(Items from a figure collection)
◆ ◆ ◆
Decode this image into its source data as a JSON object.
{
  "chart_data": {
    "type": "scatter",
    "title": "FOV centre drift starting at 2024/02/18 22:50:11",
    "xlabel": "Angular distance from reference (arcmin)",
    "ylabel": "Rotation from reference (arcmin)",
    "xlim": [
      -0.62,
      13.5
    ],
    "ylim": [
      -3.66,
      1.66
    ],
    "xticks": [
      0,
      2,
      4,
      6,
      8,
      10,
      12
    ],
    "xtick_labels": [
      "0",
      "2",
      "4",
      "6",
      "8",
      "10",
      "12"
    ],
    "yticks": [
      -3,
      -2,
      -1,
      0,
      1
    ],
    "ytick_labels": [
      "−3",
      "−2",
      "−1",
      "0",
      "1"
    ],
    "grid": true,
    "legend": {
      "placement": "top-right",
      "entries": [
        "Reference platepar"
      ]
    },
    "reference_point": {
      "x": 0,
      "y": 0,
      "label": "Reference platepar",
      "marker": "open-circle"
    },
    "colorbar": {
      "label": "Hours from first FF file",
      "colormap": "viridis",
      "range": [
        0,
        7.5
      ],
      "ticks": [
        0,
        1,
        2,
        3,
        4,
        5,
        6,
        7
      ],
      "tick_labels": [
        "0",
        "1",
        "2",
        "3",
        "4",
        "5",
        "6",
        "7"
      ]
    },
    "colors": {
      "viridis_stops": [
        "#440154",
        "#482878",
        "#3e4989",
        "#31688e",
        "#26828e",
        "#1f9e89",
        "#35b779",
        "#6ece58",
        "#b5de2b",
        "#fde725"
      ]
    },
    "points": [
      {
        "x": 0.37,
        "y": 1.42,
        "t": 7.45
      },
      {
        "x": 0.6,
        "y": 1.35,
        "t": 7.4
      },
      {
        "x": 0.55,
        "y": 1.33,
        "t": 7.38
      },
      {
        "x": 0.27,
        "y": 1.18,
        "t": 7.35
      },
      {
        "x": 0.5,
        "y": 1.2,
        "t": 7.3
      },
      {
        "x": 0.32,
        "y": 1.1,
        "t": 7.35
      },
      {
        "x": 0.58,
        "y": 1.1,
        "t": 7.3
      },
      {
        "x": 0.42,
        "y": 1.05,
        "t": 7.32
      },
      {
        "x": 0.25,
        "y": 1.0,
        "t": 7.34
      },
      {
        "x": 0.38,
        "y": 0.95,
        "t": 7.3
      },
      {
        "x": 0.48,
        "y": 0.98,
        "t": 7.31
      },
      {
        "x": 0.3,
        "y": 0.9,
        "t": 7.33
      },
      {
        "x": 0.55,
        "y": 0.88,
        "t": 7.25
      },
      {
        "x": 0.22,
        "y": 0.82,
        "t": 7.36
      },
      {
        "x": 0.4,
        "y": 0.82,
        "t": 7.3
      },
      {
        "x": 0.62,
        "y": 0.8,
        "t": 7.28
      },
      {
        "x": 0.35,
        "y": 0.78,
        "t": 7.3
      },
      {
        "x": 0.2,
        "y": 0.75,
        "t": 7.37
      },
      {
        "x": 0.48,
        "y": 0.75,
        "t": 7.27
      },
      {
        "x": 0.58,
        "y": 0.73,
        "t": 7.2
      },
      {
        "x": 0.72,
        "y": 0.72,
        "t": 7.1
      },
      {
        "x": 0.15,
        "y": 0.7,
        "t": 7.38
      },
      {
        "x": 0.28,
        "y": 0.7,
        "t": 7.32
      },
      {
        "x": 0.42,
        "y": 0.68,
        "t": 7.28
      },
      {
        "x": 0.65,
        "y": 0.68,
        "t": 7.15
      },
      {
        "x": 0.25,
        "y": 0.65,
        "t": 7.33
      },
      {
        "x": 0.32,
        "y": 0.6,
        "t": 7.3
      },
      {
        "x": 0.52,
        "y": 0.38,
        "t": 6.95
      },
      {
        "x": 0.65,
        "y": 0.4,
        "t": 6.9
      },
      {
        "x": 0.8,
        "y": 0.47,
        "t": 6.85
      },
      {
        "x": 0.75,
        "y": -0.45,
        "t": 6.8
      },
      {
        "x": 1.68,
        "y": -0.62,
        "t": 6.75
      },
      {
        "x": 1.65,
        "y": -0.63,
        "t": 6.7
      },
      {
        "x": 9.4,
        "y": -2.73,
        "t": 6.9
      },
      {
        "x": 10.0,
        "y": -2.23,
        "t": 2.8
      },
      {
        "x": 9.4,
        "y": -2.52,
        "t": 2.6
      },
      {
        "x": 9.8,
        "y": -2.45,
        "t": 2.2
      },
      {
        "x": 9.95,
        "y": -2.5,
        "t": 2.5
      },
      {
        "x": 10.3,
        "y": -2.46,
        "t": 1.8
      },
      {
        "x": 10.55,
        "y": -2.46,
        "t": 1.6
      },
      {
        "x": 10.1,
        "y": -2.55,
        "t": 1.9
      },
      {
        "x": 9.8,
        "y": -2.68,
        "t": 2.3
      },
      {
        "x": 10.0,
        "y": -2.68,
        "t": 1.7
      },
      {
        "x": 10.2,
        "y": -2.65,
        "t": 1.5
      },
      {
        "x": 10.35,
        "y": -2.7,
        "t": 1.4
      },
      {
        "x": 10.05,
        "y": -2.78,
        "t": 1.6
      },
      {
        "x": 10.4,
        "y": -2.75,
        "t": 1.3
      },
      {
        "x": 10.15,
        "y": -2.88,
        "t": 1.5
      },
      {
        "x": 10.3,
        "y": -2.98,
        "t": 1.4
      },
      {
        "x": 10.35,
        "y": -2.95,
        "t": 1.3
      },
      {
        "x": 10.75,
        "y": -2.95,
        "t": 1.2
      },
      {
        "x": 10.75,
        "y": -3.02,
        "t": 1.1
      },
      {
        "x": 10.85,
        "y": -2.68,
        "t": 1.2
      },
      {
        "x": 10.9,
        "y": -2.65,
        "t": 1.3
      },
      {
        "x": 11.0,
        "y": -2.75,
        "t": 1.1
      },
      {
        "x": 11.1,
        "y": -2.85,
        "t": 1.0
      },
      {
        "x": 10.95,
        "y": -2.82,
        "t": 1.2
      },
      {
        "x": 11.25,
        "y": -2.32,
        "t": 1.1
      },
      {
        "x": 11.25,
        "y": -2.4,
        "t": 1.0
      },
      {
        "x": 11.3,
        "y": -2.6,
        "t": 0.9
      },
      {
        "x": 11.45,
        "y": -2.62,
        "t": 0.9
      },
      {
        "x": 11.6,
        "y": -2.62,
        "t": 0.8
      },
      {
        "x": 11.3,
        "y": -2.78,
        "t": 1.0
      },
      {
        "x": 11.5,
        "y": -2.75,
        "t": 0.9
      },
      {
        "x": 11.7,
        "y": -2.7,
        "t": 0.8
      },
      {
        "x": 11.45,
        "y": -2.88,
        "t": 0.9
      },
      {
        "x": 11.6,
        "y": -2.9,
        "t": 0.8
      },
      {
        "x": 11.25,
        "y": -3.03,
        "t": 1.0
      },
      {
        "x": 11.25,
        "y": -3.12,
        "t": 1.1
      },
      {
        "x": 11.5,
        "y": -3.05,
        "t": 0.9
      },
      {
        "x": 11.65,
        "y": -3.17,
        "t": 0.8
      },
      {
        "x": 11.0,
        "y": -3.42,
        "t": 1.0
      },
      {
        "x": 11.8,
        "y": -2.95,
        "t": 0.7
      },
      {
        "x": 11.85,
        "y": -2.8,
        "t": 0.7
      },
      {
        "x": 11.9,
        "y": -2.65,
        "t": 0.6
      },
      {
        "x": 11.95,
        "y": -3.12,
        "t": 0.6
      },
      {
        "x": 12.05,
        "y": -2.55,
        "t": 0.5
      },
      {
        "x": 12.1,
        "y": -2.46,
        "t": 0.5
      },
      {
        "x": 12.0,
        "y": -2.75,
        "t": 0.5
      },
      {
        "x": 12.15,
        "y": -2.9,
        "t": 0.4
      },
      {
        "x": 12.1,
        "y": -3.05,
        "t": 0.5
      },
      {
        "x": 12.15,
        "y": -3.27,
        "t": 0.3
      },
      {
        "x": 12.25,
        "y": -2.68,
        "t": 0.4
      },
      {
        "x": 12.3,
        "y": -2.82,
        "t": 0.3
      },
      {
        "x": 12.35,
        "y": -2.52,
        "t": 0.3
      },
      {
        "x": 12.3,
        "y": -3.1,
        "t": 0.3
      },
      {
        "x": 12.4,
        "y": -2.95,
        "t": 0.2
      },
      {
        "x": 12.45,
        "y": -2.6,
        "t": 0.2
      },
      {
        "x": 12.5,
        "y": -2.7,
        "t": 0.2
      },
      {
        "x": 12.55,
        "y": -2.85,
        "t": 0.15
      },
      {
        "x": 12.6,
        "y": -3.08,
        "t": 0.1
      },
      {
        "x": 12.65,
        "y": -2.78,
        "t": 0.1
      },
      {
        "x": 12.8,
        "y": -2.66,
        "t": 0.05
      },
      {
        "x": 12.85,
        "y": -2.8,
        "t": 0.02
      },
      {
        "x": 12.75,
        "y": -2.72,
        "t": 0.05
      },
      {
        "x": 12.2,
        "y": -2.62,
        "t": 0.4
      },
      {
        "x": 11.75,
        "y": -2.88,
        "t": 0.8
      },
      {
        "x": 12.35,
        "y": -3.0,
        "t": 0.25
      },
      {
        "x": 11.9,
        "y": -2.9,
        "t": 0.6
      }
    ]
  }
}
◆ ◆ ◆
Of the lines above, how many include the word "platepar"? Reply with the number alone.

_WRITTEN SOLUTION_. 2